§ RUMUSAN SOAL 1
Salin bagian teks tentang bertanya kepada ulama dari "Lalu di zaman" sampai "dengan bertanya langsung." tanpa mengubah sepatah kata pun.
§ RUMUSAN SOAL 2
Tuliskan lanjutan teks tentang bertanya kepada ulama, dimulai setelah kalimat terakhir yang tercantum.

§ TEKS DOKUMEN
•••••
Berkata Ibnu ‘Abbas: “Ahludz Dzikri adalah Ahlul Quran (Ahlinya Al Quran), dan dikatakan: Ahli Ilmu (ulama), makna keduanya berdekatan.” (Imam Al Qurthubi, Al Jami’ Li Ahkamil Quran, Juz. 10, Hal. 108)

Dahulu, manusia bertanya dengan cara mendatangi ulama ke majelisnya atau rumahnya. Memang belum ada alternatif lainnya.

Zaman berubah, manusia bertanya kod ulama, atau forum ulama, dengan berbagai fasilitas yang memudahkan. Sebelum zaman internet mereka bertanya lewat surat, telp, dan faksimil. Jawabannya ada yg dibalas langsung, ada yang dibukukan, atau diterbitkan di majalah. Ketika orang lain membacanya maka manfaatnya semakin luas. Bukan masalah “orang lain” langsung mengambil manfaat dr situ, walau tidak bertanya langsung ke ulama krn persoalan mereka sdh terwakili oleh jawaban tsb.

Lalu di zaman internet, lewat email, lalu dijawab langsung kepada penanya, dan kadang diterbitkan pula di website konsultasi syariah, agar dibaca org banyak dan manfaatnya semakin luas. Di zaman medsos, tanya jawab dengan para ulama pun juga menghiasi medsos, dst.

Maka, ini semua sarana untuk mengetahui jawaban sebagian persoalan. Tidak apa-apa mencarinya lewat search engine seperti google, asalkan yang dia rujuk adalah dari konsultan, ustadz, ulama, yang terpercaya, dan kredibel keilmuannya. Itu tidak beda dengan bertanya langsung.
•••••
§ KUTIPAN SUMBER
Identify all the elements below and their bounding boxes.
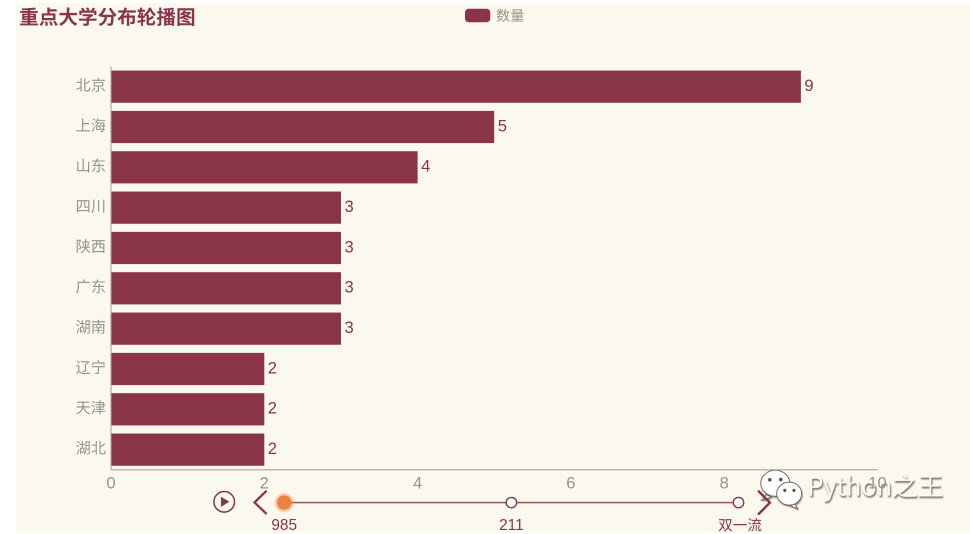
•••••
§ JAWABAN TUGAS 1
Lalu di zaman internet, lewat email, lalu dijawab langsung kepada penanya, dan kadang diterbitkan pula di website konsultasi syariah, agar dibaca org banyak dan manfaatnya semakin luas. Di zaman medsos, tanya jawab dengan para ulama pun juga menghiasi medsos, dst.

Maka, ini semua sarana untuk mengetahui jawaban sebagian persoalan. Tidak apa-apa mencarinya lewat search engine seperti google, asalkan yang dia rujuk adalah dari konsultan, ustadz, ulama, yang terpercaya, dan kredibel keilmuannya. Itu tidak beda dengan bertanya langsung.

§ JAWABAN TUGAS 2
Ada pun jika niatnya ingin belajar secara intensif, tentu tidak cukup dengan halaman dan tayangan pada google, atau sejenisnya. Hendaknya tetap bermajelis dengan guru baik formal dan informal. Agar terjadi timbal balik, diskusi yang lebih luas dan mendalam, mengurai kesulitan yang didapatkan dari buku atau artikel google, dan keberkahan bermajelis pun juga didapatkan.

Oleh karenanya, Imam Ahmad bin Hambal memberikan nasihat kepada para penuntut ilmu:

إذا كان عند الرجل الكتب المصنفة فيها قول رسول الله – صلى الله عليه وسلم – واختلاف الصحابة والتابعين فلا يجوز أن يعمل بما شاء ويتخير فيقضي به ويعمل به حتى يسأل أهل العلم ما يؤخذ به فيكون يعمل على أمر صحيح.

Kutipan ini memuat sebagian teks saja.